## The request
List, from the lines below, each one with "Wellington" in it.

Items from a data source:
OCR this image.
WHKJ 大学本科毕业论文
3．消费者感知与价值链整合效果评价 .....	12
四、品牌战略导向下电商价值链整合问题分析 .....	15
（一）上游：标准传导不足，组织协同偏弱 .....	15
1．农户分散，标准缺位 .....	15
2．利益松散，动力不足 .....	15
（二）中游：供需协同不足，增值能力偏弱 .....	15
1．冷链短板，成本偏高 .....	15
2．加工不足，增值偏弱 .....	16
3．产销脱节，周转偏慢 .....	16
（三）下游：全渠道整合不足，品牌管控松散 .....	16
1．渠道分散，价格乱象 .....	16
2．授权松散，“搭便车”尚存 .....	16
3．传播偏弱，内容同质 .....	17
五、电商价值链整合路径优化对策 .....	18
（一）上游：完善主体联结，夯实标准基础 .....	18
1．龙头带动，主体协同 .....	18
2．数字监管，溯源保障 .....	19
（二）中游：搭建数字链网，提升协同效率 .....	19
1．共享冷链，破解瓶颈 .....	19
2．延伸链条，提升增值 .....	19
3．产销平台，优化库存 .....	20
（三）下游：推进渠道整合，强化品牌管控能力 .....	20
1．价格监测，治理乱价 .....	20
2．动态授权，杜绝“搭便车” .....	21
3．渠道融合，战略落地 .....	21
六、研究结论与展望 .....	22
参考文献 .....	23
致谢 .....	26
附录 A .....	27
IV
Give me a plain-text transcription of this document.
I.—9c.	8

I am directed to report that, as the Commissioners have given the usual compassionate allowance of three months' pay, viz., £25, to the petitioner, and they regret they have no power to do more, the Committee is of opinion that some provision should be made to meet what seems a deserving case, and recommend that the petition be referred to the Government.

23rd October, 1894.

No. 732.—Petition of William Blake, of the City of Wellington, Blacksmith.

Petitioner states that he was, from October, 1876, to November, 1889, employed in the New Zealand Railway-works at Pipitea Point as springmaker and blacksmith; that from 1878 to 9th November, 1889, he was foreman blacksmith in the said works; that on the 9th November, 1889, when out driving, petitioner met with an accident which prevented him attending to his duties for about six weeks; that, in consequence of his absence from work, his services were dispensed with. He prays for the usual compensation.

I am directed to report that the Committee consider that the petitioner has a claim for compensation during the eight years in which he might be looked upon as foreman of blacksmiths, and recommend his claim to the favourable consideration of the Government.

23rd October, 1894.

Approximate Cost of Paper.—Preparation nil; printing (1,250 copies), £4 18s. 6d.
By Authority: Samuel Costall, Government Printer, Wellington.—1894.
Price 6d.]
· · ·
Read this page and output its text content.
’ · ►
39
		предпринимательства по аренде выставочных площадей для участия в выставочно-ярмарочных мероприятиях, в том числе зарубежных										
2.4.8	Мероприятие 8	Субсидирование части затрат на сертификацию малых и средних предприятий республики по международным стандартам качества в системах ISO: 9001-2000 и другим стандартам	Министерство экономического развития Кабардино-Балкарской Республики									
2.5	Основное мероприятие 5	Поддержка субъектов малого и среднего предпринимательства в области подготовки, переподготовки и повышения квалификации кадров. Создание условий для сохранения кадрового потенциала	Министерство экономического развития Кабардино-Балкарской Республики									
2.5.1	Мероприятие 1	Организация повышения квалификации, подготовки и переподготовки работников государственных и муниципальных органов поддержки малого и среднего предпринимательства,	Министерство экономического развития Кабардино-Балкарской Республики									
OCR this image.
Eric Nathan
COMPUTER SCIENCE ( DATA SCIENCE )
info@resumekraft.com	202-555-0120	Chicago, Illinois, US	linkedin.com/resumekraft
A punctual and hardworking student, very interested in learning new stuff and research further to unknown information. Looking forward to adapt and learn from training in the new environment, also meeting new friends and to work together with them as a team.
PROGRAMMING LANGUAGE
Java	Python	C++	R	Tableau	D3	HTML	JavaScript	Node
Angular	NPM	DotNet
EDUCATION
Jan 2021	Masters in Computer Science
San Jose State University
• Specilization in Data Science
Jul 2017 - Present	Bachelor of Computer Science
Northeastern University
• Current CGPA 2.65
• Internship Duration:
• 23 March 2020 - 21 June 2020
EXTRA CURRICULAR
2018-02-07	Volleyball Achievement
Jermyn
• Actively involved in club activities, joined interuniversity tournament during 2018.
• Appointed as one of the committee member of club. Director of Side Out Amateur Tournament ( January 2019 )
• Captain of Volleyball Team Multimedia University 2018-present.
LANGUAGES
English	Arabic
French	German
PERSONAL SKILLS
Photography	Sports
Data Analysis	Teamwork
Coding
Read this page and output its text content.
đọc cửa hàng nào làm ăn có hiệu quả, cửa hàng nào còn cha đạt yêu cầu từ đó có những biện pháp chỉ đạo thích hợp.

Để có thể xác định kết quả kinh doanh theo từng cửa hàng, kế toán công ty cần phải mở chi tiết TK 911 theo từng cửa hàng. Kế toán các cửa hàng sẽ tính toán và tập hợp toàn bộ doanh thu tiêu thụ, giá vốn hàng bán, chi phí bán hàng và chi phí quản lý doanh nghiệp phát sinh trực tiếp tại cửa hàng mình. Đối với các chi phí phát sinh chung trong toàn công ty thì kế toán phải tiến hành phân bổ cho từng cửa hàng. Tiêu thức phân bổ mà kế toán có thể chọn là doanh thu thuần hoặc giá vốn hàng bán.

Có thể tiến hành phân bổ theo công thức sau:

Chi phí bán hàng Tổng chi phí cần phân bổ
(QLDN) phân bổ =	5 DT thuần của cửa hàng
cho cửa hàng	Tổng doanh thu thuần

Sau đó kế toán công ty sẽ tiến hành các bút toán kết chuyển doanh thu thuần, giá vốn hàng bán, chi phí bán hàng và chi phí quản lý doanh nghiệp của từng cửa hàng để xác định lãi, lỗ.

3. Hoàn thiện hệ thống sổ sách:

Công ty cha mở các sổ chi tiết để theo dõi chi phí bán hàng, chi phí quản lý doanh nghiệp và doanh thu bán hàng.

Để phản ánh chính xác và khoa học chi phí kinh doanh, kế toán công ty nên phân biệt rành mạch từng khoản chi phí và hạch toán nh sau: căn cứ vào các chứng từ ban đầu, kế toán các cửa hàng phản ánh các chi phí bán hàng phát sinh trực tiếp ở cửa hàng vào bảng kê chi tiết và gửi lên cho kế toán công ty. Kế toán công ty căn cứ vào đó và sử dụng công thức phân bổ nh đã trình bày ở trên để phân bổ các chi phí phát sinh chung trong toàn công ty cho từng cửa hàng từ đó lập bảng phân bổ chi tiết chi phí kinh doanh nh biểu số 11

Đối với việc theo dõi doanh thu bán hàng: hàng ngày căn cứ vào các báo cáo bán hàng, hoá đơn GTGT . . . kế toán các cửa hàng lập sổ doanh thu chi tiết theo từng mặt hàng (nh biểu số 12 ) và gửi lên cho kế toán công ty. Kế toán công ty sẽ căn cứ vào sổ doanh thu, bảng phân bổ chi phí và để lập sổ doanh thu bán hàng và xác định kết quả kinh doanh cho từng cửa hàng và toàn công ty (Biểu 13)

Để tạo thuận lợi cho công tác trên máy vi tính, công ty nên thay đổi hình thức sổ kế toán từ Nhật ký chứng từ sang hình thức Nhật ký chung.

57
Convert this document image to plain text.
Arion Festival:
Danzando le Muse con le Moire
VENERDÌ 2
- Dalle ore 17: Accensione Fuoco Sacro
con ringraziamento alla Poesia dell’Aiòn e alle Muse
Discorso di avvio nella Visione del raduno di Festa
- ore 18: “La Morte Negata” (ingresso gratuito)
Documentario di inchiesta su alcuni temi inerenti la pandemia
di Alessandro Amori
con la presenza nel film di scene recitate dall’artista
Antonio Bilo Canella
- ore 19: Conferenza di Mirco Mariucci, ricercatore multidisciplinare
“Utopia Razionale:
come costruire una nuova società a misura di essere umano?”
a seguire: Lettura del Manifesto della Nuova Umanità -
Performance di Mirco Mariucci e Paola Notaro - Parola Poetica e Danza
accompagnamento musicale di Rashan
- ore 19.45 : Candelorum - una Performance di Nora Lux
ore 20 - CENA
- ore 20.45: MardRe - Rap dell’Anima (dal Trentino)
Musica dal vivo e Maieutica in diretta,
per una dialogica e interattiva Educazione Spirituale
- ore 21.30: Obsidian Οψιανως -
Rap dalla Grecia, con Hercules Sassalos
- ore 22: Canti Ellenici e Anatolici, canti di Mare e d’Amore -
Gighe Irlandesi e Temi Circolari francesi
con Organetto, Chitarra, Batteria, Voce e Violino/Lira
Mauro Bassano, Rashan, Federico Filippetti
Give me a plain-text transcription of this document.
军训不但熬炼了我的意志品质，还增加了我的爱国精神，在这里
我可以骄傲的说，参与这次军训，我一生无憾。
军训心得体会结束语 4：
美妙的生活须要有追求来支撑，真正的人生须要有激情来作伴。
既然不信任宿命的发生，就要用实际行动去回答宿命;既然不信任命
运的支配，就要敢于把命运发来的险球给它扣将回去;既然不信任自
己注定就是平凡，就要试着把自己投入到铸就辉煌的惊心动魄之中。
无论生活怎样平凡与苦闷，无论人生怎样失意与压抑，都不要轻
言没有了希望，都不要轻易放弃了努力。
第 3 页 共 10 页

## Full response
No. 732.—Petition of William Blake, of the City of Wellington, Blacksmith.
By Authority: Samuel Costall, Government Printer, Wellington.—1894.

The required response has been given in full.